• _Exercise details_
Scan each line of the records for the word "date" and extract the ones that have it.

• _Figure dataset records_
═══

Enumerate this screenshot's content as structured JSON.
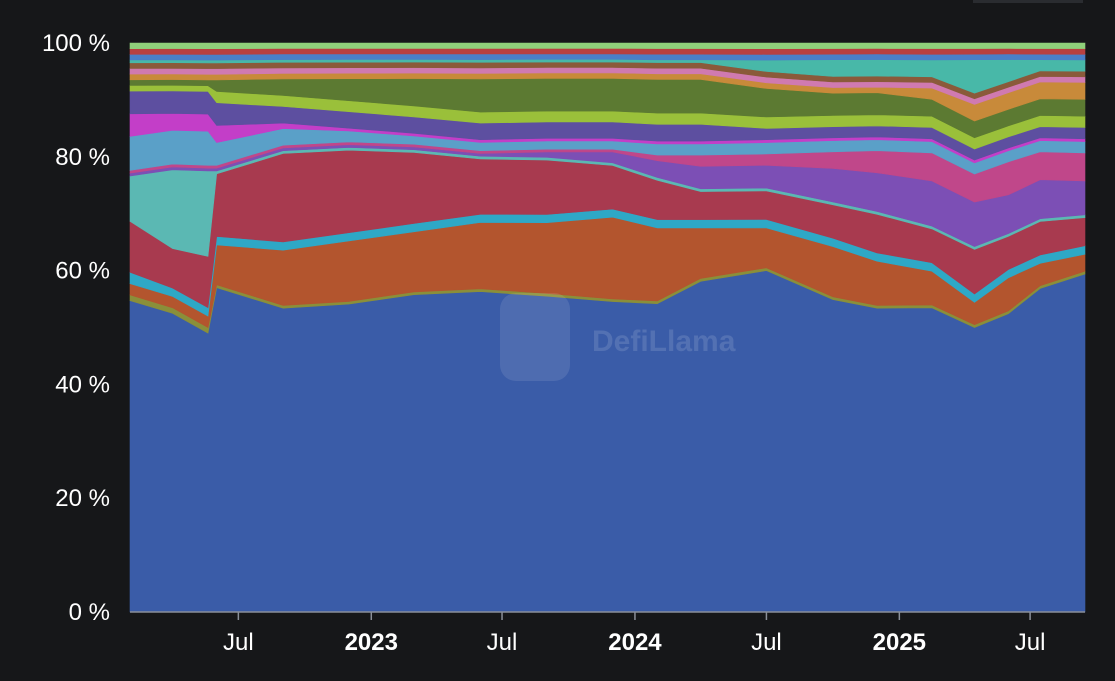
{
  "watermark": "DefiLlama",
  "colors": {
    "background": "#161719",
    "axis": "#8a8f99",
    "tick_text": "#ffffff"
  },
  "chart_data": {
    "type": "area",
    "stacked": true,
    "normalized": true,
    "title": "",
    "xlabel": "",
    "ylabel": "",
    "ylim": [
      0,
      100
    ],
    "y_ticks": [
      "0 %",
      "20 %",
      "40 %",
      "60 %",
      "80 %",
      "100 %"
    ],
    "x_range": [
      "2022-02-01",
      "2025-09-15"
    ],
    "x_ticks": [
      {
        "date": "2022-07-01",
        "label": "Jul",
        "major": false
      },
      {
        "date": "2023-01-01",
        "label": "2023",
        "major": true
      },
      {
        "date": "2023-07-01",
        "label": "Jul",
        "major": false
      },
      {
        "date": "2024-01-01",
        "label": "2024",
        "major": true
      },
      {
        "date": "2024-07-01",
        "label": "Jul",
        "major": false
      },
      {
        "date": "2025-01-01",
        "label": "2025",
        "major": true
      },
      {
        "date": "2025-07-01",
        "label": "Jul",
        "major": false
      }
    ],
    "x": [
      "2022-02-01",
      "2022-04-01",
      "2022-05-20",
      "2022-06-01",
      "2022-09-01",
      "2022-12-01",
      "2023-03-01",
      "2023-06-01",
      "2023-09-01",
      "2023-12-01",
      "2024-02-01",
      "2024-04-01",
      "2024-07-01",
      "2024-10-01",
      "2024-12-01",
      "2025-02-15",
      "2025-04-15",
      "2025-06-01",
      "2025-07-15",
      "2025-09-15"
    ],
    "series": [
      {
        "color": "#3a5ca8",
        "values": [
          55,
          53,
          49,
          57,
          55,
          56,
          58,
          58,
          58,
          57,
          55,
          59,
          60,
          56,
          55,
          54,
          51,
          54,
          58,
          60
        ]
      },
      {
        "color": "#8a8f3a",
        "values": [
          1,
          1,
          1,
          0.5,
          0.5,
          0.5,
          0.5,
          0.5,
          0.5,
          0.5,
          0.5,
          0.5,
          0.5,
          0.5,
          0.5,
          0.5,
          0.5,
          0.5,
          0.5,
          0.5
        ]
      },
      {
        "color": "#b3552e",
        "values": [
          2,
          2,
          2,
          7,
          10,
          11,
          11,
          12,
          13,
          15,
          13,
          9,
          7,
          9,
          8,
          6,
          4,
          6,
          4,
          3
        ]
      },
      {
        "color": "#2ea8c6",
        "values": [
          2,
          1.5,
          1.5,
          1.5,
          1.5,
          1.5,
          1.5,
          1.5,
          1.5,
          1.5,
          1.5,
          1.5,
          1.5,
          1.5,
          1.5,
          1.5,
          1.5,
          1.5,
          1.5,
          1.5
        ]
      },
      {
        "color": "#a83a4f",
        "values": [
          9,
          7,
          9,
          11,
          16,
          15,
          13,
          10,
          10,
          8,
          7,
          5,
          5,
          6,
          7,
          6,
          8,
          6,
          6,
          5
        ]
      },
      {
        "color": "#5bb8b3",
        "values": [
          8,
          14,
          15,
          0.5,
          0.5,
          0.5,
          0.5,
          0.5,
          0.5,
          0.5,
          0.5,
          0.5,
          0.5,
          0.5,
          0.5,
          0.5,
          0.5,
          0.5,
          0.5,
          0.5
        ]
      },
      {
        "color": "#7c4fb5",
        "values": [
          0.5,
          0.5,
          0.5,
          0.5,
          0.5,
          0.5,
          0.5,
          0.5,
          1,
          2,
          3,
          4,
          4,
          6,
          7,
          8,
          8,
          7,
          7,
          6
        ]
      },
      {
        "color": "#c0478a",
        "values": [
          0.5,
          0.5,
          0.5,
          0.5,
          0.5,
          0.5,
          0.5,
          0.5,
          0.5,
          0.5,
          1,
          2,
          2,
          3,
          4,
          5,
          5,
          6,
          5,
          5
        ]
      },
      {
        "color": "#5aa0c8",
        "values": [
          6,
          6,
          6,
          4,
          3,
          2,
          1.5,
          1.5,
          1.5,
          1.5,
          2,
          2,
          2,
          2,
          2,
          2,
          2,
          2,
          2,
          2
        ]
      },
      {
        "color": "#c33ec8",
        "values": [
          4,
          3,
          3,
          3,
          1,
          0.5,
          0.5,
          0.5,
          0.5,
          0.5,
          0.5,
          0.5,
          0.5,
          0.5,
          0.5,
          0.5,
          0.5,
          0.5,
          0.5,
          0.5
        ]
      },
      {
        "color": "#5d4fa0",
        "values": [
          4,
          4,
          4,
          4,
          3,
          3,
          3,
          3,
          3,
          3,
          3,
          3,
          2,
          2,
          2,
          2,
          2,
          2,
          2,
          2
        ]
      },
      {
        "color": "#9ac03a",
        "values": [
          1,
          1,
          1,
          2,
          2,
          2,
          2,
          2,
          2,
          2,
          2,
          2,
          2,
          2,
          2,
          2,
          2,
          2,
          2,
          2
        ]
      },
      {
        "color": "#5c7a32",
        "values": [
          1,
          1,
          1,
          2,
          3,
          4,
          5,
          6,
          6,
          6,
          6,
          6,
          5,
          4,
          4,
          3,
          3,
          3,
          3,
          3
        ]
      },
      {
        "color": "#c88a3a",
        "values": [
          1,
          1,
          1,
          1,
          1,
          1,
          1,
          1,
          1,
          1,
          1,
          1,
          1,
          1,
          1,
          2,
          3,
          3,
          3,
          3
        ]
      },
      {
        "color": "#d07ab0",
        "values": [
          1,
          1,
          1,
          1,
          1,
          1,
          1,
          1,
          1,
          1,
          1,
          1,
          1,
          1,
          1,
          1,
          1,
          1,
          1,
          1
        ]
      },
      {
        "color": "#8a5a3a",
        "values": [
          1,
          1,
          1,
          1,
          1,
          1,
          1,
          1,
          1,
          1,
          1,
          1,
          1,
          1,
          1,
          1,
          1,
          1,
          1,
          1
        ]
      },
      {
        "color": "#48b8a8",
        "values": [
          0.5,
          0.5,
          0.5,
          0.5,
          0.5,
          0.5,
          0.5,
          0.5,
          0.5,
          0.5,
          0.5,
          0.5,
          2,
          3,
          3,
          3,
          6,
          4,
          2,
          2
        ]
      },
      {
        "color": "#4a7fc8",
        "values": [
          1,
          1,
          1,
          1,
          1,
          1,
          1,
          1,
          1,
          1,
          1,
          1,
          1,
          1,
          1,
          1,
          1,
          1,
          1,
          1
        ]
      },
      {
        "color": "#b84040",
        "values": [
          1,
          1,
          1,
          1,
          1,
          1,
          1,
          1,
          1,
          1,
          1,
          1,
          1,
          1,
          1,
          1,
          1,
          1,
          1,
          1
        ]
      },
      {
        "color": "#8fd07a",
        "values": [
          1,
          1,
          1,
          1,
          1,
          1,
          1,
          1,
          1,
          1,
          1,
          1,
          1,
          1,
          1,
          1,
          1,
          1,
          1,
          1
        ]
      }
    ]
  }
}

═══

• _Answer for the task_
        "date": "2022-07-01",
        "date": "2023-01-01",
        "date": "2023-07-01",
        "date": "2024-01-01",
        "date": "2024-07-01",
        "date": "2025-01-01",
        "date": "2025-07-01",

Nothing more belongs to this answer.